__Given problem__.
Repeat each of the records below word for word.

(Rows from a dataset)
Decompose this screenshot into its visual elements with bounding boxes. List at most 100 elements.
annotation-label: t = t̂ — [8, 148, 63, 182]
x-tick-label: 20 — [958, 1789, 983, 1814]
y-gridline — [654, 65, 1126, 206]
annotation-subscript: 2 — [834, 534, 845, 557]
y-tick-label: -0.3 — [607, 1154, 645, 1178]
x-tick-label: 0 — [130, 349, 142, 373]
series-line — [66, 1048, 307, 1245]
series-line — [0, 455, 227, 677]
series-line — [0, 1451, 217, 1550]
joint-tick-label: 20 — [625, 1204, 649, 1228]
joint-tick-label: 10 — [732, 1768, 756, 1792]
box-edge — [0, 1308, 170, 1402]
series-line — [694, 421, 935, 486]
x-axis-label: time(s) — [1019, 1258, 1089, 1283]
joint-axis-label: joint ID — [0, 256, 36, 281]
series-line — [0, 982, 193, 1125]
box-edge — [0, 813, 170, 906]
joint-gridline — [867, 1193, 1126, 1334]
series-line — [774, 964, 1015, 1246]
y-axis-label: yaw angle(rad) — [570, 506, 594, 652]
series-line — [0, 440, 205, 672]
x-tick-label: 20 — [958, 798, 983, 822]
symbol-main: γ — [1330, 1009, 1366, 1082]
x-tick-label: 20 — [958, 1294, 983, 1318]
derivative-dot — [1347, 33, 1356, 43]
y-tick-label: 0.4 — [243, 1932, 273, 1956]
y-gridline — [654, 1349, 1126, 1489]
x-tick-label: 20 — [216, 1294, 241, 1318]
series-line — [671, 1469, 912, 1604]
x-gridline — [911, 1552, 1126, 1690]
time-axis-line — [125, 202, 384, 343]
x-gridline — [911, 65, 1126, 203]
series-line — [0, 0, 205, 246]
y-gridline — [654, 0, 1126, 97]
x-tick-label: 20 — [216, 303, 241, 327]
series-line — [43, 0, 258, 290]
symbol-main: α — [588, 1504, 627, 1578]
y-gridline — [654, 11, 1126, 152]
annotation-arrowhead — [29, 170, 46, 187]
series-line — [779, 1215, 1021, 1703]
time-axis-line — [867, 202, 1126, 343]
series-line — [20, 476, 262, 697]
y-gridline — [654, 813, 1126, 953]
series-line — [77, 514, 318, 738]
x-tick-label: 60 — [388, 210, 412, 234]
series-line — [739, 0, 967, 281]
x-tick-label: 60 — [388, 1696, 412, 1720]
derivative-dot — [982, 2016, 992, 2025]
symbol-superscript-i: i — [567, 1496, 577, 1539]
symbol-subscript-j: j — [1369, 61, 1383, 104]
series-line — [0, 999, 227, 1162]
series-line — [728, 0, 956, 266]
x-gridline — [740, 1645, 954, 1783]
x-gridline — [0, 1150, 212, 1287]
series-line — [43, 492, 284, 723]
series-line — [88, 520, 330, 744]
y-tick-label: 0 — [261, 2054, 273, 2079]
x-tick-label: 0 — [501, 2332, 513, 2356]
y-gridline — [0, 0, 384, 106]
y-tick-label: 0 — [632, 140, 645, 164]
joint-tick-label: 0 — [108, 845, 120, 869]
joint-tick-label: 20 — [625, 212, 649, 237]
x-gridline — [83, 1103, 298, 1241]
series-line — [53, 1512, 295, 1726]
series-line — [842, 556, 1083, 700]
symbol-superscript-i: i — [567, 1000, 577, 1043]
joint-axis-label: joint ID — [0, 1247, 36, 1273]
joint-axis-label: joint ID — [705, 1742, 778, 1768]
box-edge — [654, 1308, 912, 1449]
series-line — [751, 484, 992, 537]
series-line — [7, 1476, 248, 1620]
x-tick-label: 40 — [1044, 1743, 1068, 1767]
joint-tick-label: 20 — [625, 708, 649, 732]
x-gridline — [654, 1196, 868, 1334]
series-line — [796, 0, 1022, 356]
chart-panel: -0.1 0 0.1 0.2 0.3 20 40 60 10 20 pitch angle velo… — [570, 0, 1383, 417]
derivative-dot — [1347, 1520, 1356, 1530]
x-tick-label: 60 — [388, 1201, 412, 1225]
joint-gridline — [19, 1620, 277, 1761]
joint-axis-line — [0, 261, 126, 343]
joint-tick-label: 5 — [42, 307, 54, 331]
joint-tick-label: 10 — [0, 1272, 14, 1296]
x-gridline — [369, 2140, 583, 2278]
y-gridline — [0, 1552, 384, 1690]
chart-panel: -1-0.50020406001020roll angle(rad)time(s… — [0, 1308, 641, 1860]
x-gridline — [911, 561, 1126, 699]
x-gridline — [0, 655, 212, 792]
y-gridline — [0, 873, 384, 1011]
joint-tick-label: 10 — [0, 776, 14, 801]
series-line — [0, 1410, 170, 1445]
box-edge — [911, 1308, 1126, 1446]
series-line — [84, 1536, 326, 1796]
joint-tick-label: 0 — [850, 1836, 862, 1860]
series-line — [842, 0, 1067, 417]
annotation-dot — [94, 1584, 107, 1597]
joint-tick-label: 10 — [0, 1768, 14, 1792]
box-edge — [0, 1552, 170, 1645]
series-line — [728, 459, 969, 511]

__Finished task__.
Decompose this screenshot into its visual elements with bounding boxes. List at most 100 elements.
annotation-label: t = t̂ — [8, 148, 63, 182]
x-tick-label: 20 — [958, 1789, 983, 1814]
y-gridline — [654, 65, 1126, 206]
annotation-subscript: 2 — [834, 534, 845, 557]
y-tick-label: -0.3 — [607, 1154, 645, 1178]
x-tick-label: 0 — [130, 349, 142, 373]
series-line — [66, 1048, 307, 1245]
series-line — [0, 455, 227, 677]
series-line — [0, 1451, 217, 1550]
joint-tick-label: 20 — [625, 1204, 649, 1228]
joint-tick-label: 10 — [732, 1768, 756, 1792]
box-edge — [0, 1308, 170, 1402]
series-line — [694, 421, 935, 486]
x-axis-label: time(s) — [1019, 1258, 1089, 1283]
joint-axis-label: joint ID — [0, 256, 36, 281]
series-line — [0, 982, 193, 1125]
box-edge — [0, 813, 170, 906]
joint-gridline — [867, 1193, 1126, 1334]
series-line — [774, 964, 1015, 1246]
y-axis-label: yaw angle(rad) — [570, 506, 594, 652]
series-line — [0, 440, 205, 672]
x-tick-label: 20 — [958, 798, 983, 822]
symbol-main: γ — [1330, 1009, 1366, 1082]
x-tick-label: 20 — [958, 1294, 983, 1318]
derivative-dot — [1347, 33, 1356, 43]
y-tick-label: 0.4 — [243, 1932, 273, 1956]
y-gridline — [654, 1349, 1126, 1489]
x-tick-label: 20 — [216, 1294, 241, 1318]
series-line — [671, 1469, 912, 1604]
x-gridline — [911, 1552, 1126, 1690]
time-axis-line — [125, 202, 384, 343]
x-gridline — [911, 65, 1126, 203]
series-line — [0, 0, 205, 246]
y-gridline — [654, 0, 1126, 97]
x-tick-label: 20 — [216, 303, 241, 327]
series-line — [43, 0, 258, 290]
symbol-main: α — [588, 1504, 627, 1578]
y-gridline — [654, 11, 1126, 152]
annotation-arrowhead — [29, 170, 46, 187]
series-line — [779, 1215, 1021, 1703]
time-axis-line — [867, 202, 1126, 343]
series-line — [20, 476, 262, 697]
y-gridline — [654, 813, 1126, 953]
series-line — [77, 514, 318, 738]
x-tick-label: 60 — [388, 210, 412, 234]
series-line — [739, 0, 967, 281]
x-tick-label: 60 — [388, 1696, 412, 1720]
derivative-dot — [982, 2016, 992, 2025]
symbol-superscript-i: i — [567, 1496, 577, 1539]
symbol-subscript-j: j — [1369, 61, 1383, 104]
series-line — [0, 999, 227, 1162]
series-line — [728, 0, 956, 266]
x-gridline — [740, 1645, 954, 1783]
x-gridline — [0, 1150, 212, 1287]
series-line — [43, 492, 284, 723]
series-line — [88, 520, 330, 744]
y-tick-label: 0 — [261, 2054, 273, 2079]
x-tick-label: 0 — [501, 2332, 513, 2356]
y-gridline — [0, 0, 384, 106]
y-tick-label: 0 — [632, 140, 645, 164]
joint-tick-label: 0 — [108, 845, 120, 869]
joint-tick-label: 20 — [625, 212, 649, 237]
x-gridline — [83, 1103, 298, 1241]
series-line — [53, 1512, 295, 1726]
series-line — [842, 556, 1083, 700]
symbol-superscript-i: i — [567, 1000, 577, 1043]
joint-axis-label: joint ID — [0, 1247, 36, 1273]
joint-axis-label: joint ID — [705, 1742, 778, 1768]
box-edge — [654, 1308, 912, 1449]
series-line — [751, 484, 992, 537]
series-line — [7, 1476, 248, 1620]
x-tick-label: 40 — [1044, 1743, 1068, 1767]
joint-tick-label: 20 — [625, 708, 649, 732]
x-gridline — [654, 1196, 868, 1334]
series-line — [796, 0, 1022, 356]
chart-panel: -0.1 0 0.1 0.2 0.3 20 40 60 10 20 pitch angle velo… — [570, 0, 1383, 417]
derivative-dot — [1347, 1520, 1356, 1530]
x-tick-label: 60 — [388, 1201, 412, 1225]
joint-gridline — [19, 1620, 277, 1761]
joint-axis-line — [0, 261, 126, 343]
joint-tick-label: 5 — [42, 307, 54, 331]
joint-tick-label: 10 — [0, 1272, 14, 1296]
x-gridline — [369, 2140, 583, 2278]
y-gridline — [0, 1552, 384, 1690]
chart-panel: -1-0.50020406001020roll angle(rad)time(s… — [0, 1308, 641, 1860]
x-gridline — [911, 561, 1126, 699]
x-gridline — [0, 655, 212, 792]
y-gridline — [0, 873, 384, 1011]
joint-tick-label: 10 — [0, 776, 14, 801]
series-line — [0, 1410, 170, 1445]
box-edge — [911, 1308, 1126, 1446]
series-line — [84, 1536, 326, 1796]
joint-tick-label: 0 — [850, 1836, 862, 1860]
series-line — [842, 0, 1067, 417]
annotation-dot — [94, 1584, 107, 1597]
joint-tick-label: 10 — [0, 1768, 14, 1792]
box-edge — [0, 1552, 170, 1645]
series-line — [728, 459, 969, 511]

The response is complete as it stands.